* [Problem description] In the records below, pick out all lines containing the word "based".

* [Information given]
►

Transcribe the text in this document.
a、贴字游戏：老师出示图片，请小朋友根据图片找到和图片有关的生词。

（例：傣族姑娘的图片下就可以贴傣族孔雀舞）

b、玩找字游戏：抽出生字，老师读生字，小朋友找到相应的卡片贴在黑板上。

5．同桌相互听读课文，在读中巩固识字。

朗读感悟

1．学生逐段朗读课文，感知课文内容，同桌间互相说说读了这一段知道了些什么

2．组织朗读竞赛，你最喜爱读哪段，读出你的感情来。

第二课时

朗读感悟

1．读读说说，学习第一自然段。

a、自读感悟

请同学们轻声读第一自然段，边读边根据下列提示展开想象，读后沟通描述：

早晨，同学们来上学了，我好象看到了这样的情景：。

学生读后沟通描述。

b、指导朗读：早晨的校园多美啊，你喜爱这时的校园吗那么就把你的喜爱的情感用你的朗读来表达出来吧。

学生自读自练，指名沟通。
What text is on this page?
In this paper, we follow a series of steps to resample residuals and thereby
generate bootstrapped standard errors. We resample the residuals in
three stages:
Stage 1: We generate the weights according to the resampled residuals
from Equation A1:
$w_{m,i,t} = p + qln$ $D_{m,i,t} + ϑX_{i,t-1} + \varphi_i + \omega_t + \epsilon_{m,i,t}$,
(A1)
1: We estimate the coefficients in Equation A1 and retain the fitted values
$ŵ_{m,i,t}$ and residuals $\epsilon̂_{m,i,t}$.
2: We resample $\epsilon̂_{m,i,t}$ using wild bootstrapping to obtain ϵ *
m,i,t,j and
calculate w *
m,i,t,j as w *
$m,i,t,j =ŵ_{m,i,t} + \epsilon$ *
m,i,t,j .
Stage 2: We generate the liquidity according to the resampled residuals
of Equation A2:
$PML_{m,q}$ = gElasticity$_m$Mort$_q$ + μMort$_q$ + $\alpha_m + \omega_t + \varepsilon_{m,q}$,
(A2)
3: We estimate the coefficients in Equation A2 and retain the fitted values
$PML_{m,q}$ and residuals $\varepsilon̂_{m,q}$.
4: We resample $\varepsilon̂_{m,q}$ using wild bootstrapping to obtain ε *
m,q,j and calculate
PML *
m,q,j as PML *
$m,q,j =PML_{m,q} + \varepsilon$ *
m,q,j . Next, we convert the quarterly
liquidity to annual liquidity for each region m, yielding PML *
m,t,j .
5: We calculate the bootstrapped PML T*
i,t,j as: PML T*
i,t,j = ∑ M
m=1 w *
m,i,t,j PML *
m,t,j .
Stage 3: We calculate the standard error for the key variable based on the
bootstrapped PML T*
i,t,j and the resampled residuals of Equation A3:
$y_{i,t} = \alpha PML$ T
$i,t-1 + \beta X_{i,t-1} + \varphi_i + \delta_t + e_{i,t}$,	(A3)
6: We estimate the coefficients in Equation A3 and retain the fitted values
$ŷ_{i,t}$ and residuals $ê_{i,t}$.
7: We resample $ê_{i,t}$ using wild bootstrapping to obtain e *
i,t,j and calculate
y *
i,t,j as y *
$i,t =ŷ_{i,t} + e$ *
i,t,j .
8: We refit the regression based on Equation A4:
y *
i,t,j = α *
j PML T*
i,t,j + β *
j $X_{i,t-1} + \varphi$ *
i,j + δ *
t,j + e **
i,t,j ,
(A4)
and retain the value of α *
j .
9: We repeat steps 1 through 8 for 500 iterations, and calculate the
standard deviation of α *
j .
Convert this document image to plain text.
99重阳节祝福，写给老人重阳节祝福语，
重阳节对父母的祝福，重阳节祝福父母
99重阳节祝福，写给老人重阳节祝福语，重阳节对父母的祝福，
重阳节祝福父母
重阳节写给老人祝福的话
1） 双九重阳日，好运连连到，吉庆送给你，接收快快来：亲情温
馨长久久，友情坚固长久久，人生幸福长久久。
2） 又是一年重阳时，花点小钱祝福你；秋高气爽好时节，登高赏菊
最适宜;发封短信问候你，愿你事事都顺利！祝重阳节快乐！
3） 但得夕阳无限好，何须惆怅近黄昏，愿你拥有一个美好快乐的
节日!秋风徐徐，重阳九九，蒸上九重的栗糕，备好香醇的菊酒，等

◄

* [Reply to the task]
Stage 3: We calculate the standard error for the key variable based on the
8: We refit the regression based on Equation A4:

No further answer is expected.